◆ **Stored items from a collection**
——————
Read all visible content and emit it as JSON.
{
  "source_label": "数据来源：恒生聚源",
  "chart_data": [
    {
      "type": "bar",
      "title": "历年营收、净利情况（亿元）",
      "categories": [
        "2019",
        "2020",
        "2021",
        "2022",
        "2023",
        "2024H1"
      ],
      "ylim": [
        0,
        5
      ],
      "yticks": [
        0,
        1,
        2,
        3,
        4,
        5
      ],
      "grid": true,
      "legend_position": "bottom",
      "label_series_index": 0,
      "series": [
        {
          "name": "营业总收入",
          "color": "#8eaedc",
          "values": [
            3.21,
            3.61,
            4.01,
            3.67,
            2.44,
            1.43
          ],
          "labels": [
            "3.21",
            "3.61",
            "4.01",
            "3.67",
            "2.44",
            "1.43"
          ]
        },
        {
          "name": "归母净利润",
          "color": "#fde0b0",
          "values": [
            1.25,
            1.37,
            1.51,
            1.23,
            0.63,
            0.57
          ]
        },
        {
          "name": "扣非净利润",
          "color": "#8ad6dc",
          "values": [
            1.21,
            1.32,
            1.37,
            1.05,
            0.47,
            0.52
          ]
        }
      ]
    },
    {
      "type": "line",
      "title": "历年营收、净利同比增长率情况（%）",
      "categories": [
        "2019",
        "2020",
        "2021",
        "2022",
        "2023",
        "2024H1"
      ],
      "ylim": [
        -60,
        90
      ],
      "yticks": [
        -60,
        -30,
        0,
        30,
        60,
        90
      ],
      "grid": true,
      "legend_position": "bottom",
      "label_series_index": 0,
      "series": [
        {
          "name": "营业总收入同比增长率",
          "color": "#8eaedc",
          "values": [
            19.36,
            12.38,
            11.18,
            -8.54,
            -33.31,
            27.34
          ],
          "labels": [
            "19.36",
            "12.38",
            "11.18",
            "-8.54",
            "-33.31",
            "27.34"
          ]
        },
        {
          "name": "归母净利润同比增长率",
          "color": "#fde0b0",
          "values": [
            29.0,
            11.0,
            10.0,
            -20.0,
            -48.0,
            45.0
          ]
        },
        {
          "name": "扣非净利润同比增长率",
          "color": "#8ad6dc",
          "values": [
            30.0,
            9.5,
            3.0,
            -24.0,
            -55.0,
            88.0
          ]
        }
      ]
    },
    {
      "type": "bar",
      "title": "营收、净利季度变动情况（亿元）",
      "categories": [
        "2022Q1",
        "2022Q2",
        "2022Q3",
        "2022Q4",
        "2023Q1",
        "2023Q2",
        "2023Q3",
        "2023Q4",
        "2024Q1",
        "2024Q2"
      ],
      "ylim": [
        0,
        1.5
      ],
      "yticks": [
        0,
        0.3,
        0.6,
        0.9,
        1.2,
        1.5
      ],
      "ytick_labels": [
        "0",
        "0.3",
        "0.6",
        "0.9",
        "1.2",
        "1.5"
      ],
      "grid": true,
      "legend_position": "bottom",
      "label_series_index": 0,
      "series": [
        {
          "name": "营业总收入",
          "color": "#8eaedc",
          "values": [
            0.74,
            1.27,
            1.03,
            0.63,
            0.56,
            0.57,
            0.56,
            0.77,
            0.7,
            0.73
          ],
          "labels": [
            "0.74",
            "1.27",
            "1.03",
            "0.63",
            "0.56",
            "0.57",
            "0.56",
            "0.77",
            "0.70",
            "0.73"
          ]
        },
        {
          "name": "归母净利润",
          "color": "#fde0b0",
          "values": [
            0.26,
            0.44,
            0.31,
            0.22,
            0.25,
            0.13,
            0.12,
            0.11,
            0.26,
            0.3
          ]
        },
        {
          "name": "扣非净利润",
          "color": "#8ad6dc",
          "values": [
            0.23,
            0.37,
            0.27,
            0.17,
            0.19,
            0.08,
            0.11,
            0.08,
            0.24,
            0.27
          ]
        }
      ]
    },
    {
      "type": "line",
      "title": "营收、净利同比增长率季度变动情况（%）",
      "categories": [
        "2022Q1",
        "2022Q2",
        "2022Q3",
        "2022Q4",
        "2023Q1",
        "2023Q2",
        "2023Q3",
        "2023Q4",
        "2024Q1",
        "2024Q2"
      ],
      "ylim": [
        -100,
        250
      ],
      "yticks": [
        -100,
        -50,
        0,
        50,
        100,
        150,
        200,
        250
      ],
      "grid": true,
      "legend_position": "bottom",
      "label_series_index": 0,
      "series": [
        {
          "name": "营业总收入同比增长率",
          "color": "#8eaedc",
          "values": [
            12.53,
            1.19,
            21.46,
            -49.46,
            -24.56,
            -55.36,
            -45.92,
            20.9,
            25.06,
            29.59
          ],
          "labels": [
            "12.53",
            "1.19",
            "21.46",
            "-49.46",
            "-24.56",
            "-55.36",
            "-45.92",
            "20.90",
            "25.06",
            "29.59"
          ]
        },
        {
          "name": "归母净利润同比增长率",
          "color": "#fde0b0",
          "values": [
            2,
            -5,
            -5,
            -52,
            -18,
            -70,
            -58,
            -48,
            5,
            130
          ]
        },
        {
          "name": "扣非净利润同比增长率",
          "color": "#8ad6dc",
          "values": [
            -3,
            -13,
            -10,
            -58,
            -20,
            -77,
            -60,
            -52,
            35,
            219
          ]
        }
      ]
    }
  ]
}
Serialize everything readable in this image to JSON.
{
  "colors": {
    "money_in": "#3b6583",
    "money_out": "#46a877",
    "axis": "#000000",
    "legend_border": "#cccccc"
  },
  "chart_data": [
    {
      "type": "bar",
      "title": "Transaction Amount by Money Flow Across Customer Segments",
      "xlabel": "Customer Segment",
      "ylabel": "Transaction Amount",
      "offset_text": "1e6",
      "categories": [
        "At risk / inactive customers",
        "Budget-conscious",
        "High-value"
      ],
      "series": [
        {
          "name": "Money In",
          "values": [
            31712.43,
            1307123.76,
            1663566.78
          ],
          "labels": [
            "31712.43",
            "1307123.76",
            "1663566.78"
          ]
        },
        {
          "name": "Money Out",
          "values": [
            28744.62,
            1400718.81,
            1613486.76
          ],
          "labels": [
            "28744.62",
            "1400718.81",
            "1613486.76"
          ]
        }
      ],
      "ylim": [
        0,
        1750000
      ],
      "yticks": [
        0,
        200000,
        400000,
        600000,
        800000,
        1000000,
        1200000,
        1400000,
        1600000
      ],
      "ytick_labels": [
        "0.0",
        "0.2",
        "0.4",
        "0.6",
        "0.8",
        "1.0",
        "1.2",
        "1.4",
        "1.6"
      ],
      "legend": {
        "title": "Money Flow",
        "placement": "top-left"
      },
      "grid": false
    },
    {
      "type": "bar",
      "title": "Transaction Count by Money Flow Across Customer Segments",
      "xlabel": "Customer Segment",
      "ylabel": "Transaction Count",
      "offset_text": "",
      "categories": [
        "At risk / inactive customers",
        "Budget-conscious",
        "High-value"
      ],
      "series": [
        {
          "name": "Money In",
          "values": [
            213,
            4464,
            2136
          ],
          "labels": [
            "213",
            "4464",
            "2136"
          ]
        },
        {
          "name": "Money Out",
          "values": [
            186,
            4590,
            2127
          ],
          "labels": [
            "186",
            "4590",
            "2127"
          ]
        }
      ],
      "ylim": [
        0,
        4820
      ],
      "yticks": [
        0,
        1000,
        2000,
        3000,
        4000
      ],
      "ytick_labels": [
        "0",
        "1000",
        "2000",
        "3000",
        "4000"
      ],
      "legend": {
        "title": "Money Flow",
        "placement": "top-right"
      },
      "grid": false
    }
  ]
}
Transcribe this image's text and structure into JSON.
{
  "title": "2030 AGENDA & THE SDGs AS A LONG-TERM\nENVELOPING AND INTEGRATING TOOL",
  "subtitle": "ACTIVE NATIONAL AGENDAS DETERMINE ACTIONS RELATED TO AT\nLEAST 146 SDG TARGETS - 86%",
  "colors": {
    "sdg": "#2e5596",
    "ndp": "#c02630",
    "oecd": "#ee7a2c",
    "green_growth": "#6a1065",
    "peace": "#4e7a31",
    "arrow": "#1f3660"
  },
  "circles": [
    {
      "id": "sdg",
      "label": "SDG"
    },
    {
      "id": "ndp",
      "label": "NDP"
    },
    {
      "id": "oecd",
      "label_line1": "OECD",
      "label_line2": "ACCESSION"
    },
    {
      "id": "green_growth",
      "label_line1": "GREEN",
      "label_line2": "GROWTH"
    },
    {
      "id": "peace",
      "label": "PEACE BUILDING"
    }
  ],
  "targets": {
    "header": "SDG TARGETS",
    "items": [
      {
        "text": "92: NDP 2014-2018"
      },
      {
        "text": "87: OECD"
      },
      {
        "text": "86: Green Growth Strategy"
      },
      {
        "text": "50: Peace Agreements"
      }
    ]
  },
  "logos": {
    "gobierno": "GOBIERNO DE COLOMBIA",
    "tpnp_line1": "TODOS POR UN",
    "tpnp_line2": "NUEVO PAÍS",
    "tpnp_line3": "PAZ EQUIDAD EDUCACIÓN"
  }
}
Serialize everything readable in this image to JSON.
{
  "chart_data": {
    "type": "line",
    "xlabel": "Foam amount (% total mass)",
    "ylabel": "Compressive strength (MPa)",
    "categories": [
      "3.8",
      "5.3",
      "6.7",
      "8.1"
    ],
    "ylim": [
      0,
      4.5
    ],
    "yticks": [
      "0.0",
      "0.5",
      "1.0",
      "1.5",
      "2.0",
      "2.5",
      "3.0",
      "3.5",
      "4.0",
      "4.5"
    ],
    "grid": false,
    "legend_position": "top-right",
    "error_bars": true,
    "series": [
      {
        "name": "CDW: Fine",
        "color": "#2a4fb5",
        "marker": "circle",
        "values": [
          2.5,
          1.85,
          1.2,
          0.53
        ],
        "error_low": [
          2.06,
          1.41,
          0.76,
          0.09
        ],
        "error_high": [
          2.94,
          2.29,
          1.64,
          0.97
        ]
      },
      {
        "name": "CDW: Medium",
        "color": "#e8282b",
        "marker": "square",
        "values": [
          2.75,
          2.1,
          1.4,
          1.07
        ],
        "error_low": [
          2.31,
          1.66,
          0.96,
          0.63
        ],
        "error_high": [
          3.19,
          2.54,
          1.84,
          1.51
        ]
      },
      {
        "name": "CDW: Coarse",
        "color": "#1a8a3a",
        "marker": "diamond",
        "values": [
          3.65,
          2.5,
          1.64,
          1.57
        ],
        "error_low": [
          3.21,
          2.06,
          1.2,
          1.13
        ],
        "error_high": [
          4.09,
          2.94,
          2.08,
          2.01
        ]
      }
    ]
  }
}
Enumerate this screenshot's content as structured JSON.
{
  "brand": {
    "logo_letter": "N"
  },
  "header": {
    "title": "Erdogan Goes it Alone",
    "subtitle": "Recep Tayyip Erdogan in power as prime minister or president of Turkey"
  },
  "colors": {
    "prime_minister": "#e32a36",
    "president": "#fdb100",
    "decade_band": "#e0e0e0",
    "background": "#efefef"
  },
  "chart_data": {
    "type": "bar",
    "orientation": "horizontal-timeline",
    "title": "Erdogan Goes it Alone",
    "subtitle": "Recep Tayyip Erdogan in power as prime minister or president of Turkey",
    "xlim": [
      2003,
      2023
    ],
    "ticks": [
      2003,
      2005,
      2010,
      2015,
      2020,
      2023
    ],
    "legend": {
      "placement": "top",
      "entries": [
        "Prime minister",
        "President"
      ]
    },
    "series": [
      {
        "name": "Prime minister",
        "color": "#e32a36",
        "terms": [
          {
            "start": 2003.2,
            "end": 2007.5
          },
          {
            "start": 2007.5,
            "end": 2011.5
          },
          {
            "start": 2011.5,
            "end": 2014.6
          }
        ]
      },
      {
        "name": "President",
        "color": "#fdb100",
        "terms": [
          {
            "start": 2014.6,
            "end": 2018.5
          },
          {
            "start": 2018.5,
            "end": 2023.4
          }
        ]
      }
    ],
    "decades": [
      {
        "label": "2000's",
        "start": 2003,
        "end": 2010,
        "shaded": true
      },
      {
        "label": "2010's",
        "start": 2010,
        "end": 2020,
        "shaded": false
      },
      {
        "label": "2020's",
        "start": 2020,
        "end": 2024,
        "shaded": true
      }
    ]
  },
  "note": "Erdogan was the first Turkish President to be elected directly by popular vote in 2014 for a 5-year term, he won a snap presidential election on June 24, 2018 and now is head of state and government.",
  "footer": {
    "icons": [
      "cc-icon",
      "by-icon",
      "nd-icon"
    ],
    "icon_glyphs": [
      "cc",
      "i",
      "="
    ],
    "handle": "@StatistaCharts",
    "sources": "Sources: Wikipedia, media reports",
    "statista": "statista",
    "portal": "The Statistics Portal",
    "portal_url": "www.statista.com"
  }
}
——————
Report all lines of the data above that include the string "content".

Read all visible content and emit it as JSON.
Enumerate this screenshot's content as structured JSON.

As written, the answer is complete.